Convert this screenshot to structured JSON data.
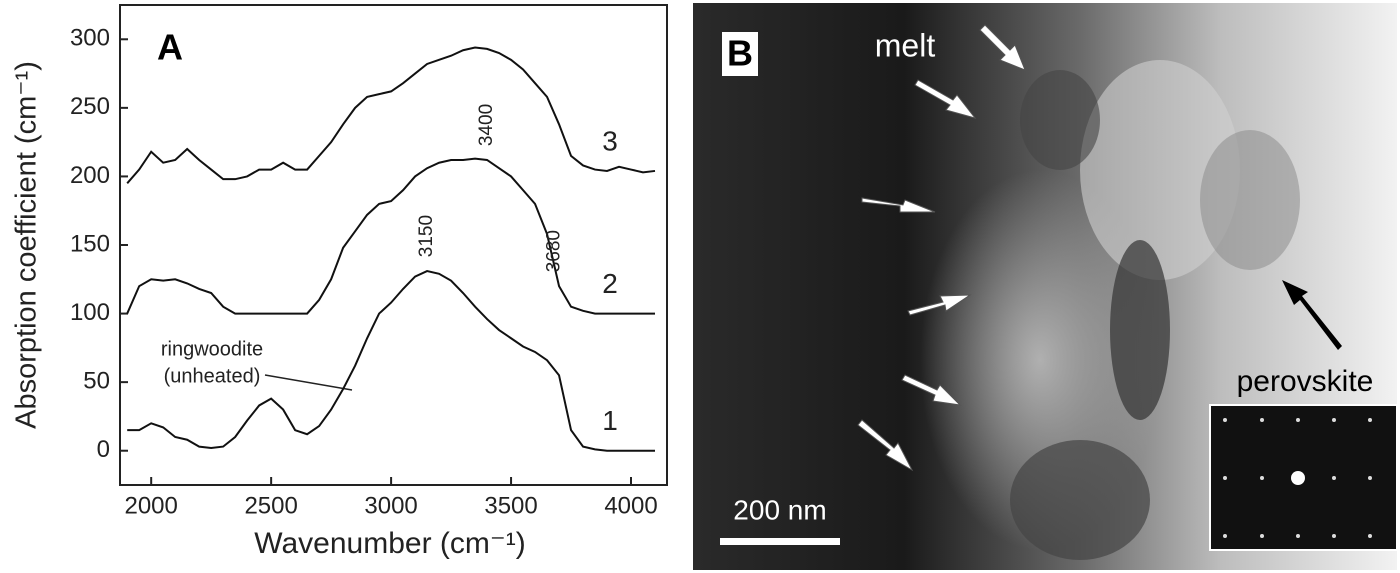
{
  "chart_data": {
    "type": "line",
    "panel_label": "A",
    "x_label": "Wavenumber (cm⁻¹)",
    "y_label": "Absorption coefficient (cm⁻¹)",
    "x": [
      1900,
      1950,
      2000,
      2050,
      2100,
      2150,
      2200,
      2250,
      2300,
      2350,
      2400,
      2450,
      2500,
      2550,
      2600,
      2650,
      2700,
      2750,
      2800,
      2850,
      2900,
      2950,
      3000,
      3050,
      3100,
      3150,
      3200,
      3250,
      3300,
      3350,
      3400,
      3450,
      3500,
      3550,
      3600,
      3650,
      3700,
      3750,
      3800,
      3850,
      3900,
      3950,
      4000,
      4050,
      4100
    ],
    "series": [
      {
        "name": "1",
        "color": "#111111",
        "values": [
          15,
          15,
          20,
          17,
          10,
          8,
          3,
          2,
          3,
          10,
          22,
          33,
          38,
          30,
          15,
          12,
          18,
          30,
          45,
          62,
          82,
          100,
          108,
          118,
          127,
          131,
          129,
          124,
          115,
          105,
          96,
          88,
          82,
          76,
          72,
          66,
          55,
          15,
          3,
          1,
          0,
          0,
          0,
          0,
          0
        ]
      },
      {
        "name": "2",
        "color": "#111111",
        "values": [
          100,
          120,
          125,
          124,
          125,
          122,
          118,
          115,
          105,
          100,
          100,
          100,
          100,
          100,
          100,
          100,
          110,
          125,
          148,
          160,
          172,
          180,
          182,
          190,
          200,
          206,
          210,
          212,
          212,
          213,
          212,
          206,
          200,
          190,
          180,
          158,
          120,
          105,
          102,
          100,
          100,
          100,
          100,
          100,
          100
        ]
      },
      {
        "name": "3",
        "color": "#111111",
        "values": [
          195,
          205,
          218,
          210,
          212,
          220,
          212,
          205,
          198,
          198,
          200,
          205,
          205,
          210,
          205,
          205,
          215,
          225,
          238,
          250,
          258,
          260,
          262,
          268,
          275,
          282,
          285,
          288,
          292,
          294,
          293,
          290,
          285,
          278,
          268,
          258,
          238,
          215,
          208,
          205,
          204,
          207,
          205,
          203,
          204
        ]
      }
    ],
    "peak_labels": [
      "3150",
      "3400",
      "3680"
    ],
    "annotation": [
      "ringwoodite",
      "(unheated)"
    ],
    "xlim": [
      1870,
      4150
    ],
    "ylim": [
      -25,
      325
    ],
    "xticks": [
      2000,
      2500,
      3000,
      3500,
      4000
    ],
    "yticks": [
      0,
      50,
      100,
      150,
      200,
      250,
      300
    ]
  },
  "panel_b": {
    "label": "B",
    "melt": "melt",
    "perovskite": "perovskite",
    "scale_bar": "200 nm"
  }
}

- - - -

Reproduce the entries above exactly. Do not include the images.

# [Solution below]
Convert this screenshot to structured JSON data.
{
  "chart_data": {
    "type": "line",
    "panel_label": "A",
    "x_label": "Wavenumber (cm⁻¹)",
    "y_label": "Absorption coefficient (cm⁻¹)",
    "x": [
      1900,
      1950,
      2000,
      2050,
      2100,
      2150,
      2200,
      2250,
      2300,
      2350,
      2400,
      2450,
      2500,
      2550,
      2600,
      2650,
      2700,
      2750,
      2800,
      2850,
      2900,
      2950,
      3000,
      3050,
      3100,
      3150,
      3200,
      3250,
      3300,
      3350,
      3400,
      3450,
      3500,
      3550,
      3600,
      3650,
      3700,
      3750,
      3800,
      3850,
      3900,
      3950,
      4000,
      4050,
      4100
    ],
    "series": [
      {
        "name": "1",
        "color": "#111111",
        "values": [
          15,
          15,
          20,
          17,
          10,
          8,
          3,
          2,
          3,
          10,
          22,
          33,
          38,
          30,
          15,
          12,
          18,
          30,
          45,
          62,
          82,
          100,
          108,
          118,
          127,
          131,
          129,
          124,
          115,
          105,
          96,
          88,
          82,
          76,
          72,
          66,
          55,
          15,
          3,
          1,
          0,
          0,
          0,
          0,
          0
        ]
      },
      {
        "name": "2",
        "color": "#111111",
        "values": [
          100,
          120,
          125,
          124,
          125,
          122,
          118,
          115,
          105,
          100,
          100,
          100,
          100,
          100,
          100,
          100,
          110,
          125,
          148,
          160,
          172,
          180,
          182,
          190,
          200,
          206,
          210,
          212,
          212,
          213,
          212,
          206,
          200,
          190,
          180,
          158,
          120,
          105,
          102,
          100,
          100,
          100,
          100,
          100,
          100
        ]
      },
      {
        "name": "3",
        "color": "#111111",
        "values": [
          195,
          205,
          218,
          210,
          212,
          220,
          212,
          205,
          198,
          198,
          200,
          205,
          205,
          210,
          205,
          205,
          215,
          225,
          238,
          250,
          258,
          260,
          262,
          268,
          275,
          282,
          285,
          288,
          292,
          294,
          293,
          290,
          285,
          278,
          268,
          258,
          238,
          215,
          208,
          205,
          204,
          207,
          205,
          203,
          204
        ]
      }
    ],
    "peak_labels": [
      "3150",
      "3400",
      "3680"
    ],
    "annotation": [
      "ringwoodite",
      "(unheated)"
    ],
    "xlim": [
      1870,
      4150
    ],
    "ylim": [
      -25,
      325
    ],
    "xticks": [
      2000,
      2500,
      3000,
      3500,
      4000
    ],
    "yticks": [
      0,
      50,
      100,
      150,
      200,
      250,
      300
    ]
  },
  "panel_b": {
    "label": "B",
    "melt": "melt",
    "perovskite": "perovskite",
    "scale_bar": "200 nm"
  }
}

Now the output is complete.